### REQUEST
Using the data below, copy every line that contains the word "SAMSUNG".

### Data items
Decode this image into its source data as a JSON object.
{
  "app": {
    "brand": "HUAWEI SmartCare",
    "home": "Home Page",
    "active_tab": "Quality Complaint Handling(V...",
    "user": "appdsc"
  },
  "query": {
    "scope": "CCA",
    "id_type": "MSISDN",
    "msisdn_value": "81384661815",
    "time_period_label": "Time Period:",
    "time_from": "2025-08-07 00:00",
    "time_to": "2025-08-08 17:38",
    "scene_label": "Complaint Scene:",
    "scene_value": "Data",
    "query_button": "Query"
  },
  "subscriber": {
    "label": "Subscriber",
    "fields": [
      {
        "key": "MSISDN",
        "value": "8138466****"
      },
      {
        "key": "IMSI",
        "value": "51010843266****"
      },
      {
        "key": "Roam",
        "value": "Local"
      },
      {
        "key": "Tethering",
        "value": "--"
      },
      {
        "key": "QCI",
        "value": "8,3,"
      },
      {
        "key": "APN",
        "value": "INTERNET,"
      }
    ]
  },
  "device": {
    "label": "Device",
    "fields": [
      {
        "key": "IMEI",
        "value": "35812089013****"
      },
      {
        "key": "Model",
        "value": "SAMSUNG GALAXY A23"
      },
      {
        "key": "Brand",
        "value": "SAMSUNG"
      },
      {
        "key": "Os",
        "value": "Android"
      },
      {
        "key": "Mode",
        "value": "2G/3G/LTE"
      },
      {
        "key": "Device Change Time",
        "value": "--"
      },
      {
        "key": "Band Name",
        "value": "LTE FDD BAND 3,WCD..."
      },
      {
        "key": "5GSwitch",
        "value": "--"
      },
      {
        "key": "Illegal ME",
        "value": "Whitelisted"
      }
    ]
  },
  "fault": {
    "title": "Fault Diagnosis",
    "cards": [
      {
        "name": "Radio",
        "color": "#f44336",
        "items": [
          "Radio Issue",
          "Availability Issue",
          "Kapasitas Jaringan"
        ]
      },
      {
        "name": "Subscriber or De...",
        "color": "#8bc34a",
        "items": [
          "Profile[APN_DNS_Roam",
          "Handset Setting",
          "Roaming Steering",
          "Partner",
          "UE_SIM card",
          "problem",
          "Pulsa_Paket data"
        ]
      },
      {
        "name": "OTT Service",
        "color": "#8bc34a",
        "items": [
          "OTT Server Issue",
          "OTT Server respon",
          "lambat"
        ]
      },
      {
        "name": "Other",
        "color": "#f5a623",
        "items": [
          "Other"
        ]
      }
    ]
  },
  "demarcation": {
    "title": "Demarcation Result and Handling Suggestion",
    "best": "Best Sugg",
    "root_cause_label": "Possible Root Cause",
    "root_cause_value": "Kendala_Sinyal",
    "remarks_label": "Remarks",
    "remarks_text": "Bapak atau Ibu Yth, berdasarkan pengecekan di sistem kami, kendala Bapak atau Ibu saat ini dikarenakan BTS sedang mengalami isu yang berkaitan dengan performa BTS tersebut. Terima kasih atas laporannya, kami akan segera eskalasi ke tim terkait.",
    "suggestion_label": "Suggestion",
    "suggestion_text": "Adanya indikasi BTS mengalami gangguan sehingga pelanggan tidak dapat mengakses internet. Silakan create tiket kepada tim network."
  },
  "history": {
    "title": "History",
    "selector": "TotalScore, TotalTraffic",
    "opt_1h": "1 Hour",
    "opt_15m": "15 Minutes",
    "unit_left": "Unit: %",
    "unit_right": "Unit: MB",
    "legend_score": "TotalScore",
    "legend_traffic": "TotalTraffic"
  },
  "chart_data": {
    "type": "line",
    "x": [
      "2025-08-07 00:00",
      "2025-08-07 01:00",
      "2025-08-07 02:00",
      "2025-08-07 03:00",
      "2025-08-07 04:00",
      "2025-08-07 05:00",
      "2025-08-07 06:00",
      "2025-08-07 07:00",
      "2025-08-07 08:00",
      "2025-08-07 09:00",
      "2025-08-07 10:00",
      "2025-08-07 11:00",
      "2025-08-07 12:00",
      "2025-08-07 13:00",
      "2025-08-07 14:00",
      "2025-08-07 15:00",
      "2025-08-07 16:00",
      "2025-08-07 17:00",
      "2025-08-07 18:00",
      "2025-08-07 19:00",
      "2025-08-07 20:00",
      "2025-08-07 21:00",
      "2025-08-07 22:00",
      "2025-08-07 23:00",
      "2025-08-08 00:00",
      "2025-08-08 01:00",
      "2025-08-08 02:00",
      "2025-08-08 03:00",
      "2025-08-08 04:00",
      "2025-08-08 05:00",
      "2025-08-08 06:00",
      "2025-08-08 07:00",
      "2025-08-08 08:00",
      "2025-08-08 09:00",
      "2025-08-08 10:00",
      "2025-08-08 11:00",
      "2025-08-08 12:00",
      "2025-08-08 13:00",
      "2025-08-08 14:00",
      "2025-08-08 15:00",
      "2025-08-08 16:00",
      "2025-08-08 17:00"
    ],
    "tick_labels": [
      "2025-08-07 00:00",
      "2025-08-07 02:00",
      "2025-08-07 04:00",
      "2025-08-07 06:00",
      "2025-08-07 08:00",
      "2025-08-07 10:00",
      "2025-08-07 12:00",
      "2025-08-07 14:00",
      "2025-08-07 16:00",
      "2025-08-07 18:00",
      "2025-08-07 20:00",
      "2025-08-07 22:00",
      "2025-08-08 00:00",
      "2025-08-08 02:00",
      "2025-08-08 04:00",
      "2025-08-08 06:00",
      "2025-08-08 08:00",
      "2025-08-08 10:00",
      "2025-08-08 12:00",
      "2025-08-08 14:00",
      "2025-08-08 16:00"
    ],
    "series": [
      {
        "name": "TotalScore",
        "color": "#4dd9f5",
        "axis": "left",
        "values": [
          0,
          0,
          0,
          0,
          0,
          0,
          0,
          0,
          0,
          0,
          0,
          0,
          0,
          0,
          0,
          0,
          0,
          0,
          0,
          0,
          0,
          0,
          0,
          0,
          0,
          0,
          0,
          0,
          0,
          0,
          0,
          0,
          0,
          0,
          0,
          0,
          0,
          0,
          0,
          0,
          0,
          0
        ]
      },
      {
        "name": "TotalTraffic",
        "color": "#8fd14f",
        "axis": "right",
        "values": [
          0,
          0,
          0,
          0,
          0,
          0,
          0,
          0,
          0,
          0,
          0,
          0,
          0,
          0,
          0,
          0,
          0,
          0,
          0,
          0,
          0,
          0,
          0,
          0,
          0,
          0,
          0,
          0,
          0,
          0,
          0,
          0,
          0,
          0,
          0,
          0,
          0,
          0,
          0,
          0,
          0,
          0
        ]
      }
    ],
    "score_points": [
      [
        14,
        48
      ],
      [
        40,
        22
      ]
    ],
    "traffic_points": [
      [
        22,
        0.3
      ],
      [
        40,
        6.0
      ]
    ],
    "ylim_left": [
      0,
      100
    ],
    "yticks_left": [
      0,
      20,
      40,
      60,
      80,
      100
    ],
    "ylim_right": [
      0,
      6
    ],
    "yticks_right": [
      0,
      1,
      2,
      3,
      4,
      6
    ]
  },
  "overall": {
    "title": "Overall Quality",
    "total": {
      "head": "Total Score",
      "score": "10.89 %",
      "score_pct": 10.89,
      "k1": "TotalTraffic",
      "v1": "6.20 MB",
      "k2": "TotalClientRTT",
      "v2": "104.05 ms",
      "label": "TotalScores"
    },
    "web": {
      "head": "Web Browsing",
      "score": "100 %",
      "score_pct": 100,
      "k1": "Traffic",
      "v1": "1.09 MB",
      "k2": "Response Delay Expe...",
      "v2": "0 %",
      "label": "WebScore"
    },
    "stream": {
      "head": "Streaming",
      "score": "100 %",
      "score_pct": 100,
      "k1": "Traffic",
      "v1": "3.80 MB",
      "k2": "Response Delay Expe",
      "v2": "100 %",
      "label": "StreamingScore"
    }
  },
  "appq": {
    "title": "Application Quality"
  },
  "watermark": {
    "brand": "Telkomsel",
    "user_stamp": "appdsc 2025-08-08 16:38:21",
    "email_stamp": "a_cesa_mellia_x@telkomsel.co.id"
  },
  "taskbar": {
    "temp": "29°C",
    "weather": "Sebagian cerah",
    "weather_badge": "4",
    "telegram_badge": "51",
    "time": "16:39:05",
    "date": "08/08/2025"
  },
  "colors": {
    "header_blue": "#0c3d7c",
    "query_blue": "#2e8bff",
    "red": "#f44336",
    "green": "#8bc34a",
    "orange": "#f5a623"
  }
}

### ANSWER TO THE EXERCISE
        "value": "SAMSUNG GALAXY A23"
        "value": "SAMSUNG"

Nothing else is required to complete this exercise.